** begin Material for this exercise **

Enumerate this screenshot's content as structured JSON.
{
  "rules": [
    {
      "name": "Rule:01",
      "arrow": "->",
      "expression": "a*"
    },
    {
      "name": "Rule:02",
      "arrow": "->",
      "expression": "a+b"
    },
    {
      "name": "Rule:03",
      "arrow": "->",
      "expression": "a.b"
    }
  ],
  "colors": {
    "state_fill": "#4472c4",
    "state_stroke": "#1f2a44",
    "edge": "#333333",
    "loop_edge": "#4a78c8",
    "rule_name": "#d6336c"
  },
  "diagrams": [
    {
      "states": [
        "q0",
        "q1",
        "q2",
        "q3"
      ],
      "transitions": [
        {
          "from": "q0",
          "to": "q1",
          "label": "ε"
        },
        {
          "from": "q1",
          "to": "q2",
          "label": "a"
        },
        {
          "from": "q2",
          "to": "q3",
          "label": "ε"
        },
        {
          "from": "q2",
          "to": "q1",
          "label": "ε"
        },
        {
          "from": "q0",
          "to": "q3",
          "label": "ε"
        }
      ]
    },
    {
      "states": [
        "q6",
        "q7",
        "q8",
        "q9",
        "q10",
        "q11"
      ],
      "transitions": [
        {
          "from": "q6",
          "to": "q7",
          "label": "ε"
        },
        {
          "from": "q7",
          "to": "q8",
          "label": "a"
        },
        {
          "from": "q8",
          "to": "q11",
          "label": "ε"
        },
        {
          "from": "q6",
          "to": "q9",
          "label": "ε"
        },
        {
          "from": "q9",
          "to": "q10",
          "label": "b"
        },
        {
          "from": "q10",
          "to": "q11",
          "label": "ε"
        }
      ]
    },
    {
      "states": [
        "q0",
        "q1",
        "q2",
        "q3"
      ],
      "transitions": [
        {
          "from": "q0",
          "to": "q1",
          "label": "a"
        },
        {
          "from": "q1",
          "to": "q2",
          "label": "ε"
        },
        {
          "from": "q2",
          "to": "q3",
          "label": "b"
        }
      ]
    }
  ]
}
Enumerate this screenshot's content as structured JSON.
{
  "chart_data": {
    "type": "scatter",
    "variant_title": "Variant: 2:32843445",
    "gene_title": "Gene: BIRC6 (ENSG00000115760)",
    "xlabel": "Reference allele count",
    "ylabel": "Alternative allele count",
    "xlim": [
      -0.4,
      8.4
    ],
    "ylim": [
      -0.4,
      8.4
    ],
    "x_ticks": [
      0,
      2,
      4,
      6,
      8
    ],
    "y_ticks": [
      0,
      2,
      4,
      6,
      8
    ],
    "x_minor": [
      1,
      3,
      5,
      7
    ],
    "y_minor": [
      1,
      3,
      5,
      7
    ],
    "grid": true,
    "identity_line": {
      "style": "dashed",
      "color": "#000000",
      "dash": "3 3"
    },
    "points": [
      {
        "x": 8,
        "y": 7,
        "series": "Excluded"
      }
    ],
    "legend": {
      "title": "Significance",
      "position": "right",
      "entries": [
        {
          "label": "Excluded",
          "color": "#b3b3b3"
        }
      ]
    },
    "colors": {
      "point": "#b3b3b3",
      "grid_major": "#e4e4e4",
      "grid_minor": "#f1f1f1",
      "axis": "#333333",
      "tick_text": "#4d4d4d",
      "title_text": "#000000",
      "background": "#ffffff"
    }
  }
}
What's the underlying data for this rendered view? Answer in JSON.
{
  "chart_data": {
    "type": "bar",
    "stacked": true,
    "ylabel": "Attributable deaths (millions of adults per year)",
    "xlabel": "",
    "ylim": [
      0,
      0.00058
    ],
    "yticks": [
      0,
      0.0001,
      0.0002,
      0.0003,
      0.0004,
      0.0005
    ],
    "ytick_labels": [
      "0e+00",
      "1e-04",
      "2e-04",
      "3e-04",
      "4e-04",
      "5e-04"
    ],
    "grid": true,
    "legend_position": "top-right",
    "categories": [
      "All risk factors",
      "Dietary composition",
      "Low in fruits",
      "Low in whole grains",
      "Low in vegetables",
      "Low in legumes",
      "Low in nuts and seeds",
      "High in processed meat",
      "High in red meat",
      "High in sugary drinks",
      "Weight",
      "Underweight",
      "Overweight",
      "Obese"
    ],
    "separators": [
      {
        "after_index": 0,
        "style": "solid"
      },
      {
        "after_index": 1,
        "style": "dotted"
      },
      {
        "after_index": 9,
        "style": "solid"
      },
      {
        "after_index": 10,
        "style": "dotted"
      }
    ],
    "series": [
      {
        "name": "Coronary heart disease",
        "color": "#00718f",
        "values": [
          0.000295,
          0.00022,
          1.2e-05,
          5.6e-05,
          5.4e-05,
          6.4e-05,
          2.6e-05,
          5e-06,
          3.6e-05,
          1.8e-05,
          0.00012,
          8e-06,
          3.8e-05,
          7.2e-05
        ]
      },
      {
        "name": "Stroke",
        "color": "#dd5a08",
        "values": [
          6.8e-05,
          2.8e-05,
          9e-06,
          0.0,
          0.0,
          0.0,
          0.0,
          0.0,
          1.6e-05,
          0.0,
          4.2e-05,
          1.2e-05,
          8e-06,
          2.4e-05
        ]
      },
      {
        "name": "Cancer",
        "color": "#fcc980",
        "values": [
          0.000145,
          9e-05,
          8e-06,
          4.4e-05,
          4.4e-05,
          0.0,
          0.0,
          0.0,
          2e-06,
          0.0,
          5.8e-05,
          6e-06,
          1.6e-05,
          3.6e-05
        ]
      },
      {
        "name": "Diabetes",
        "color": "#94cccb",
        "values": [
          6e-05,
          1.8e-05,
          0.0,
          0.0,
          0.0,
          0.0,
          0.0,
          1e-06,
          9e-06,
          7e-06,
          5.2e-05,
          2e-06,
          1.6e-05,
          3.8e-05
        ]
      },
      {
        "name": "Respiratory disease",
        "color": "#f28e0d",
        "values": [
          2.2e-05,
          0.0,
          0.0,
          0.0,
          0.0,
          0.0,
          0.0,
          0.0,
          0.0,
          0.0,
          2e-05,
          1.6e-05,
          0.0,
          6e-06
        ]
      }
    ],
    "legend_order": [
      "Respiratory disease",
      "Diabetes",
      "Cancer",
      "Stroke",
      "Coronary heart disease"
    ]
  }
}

** end Material for this exercise **

Exercise task:
Pick out the lines containing the word "ylabel" and show them.

Task output:
    "ylabel": "Alternative allele count",
    "ylabel": "Attributable deaths (millions of adults per year)",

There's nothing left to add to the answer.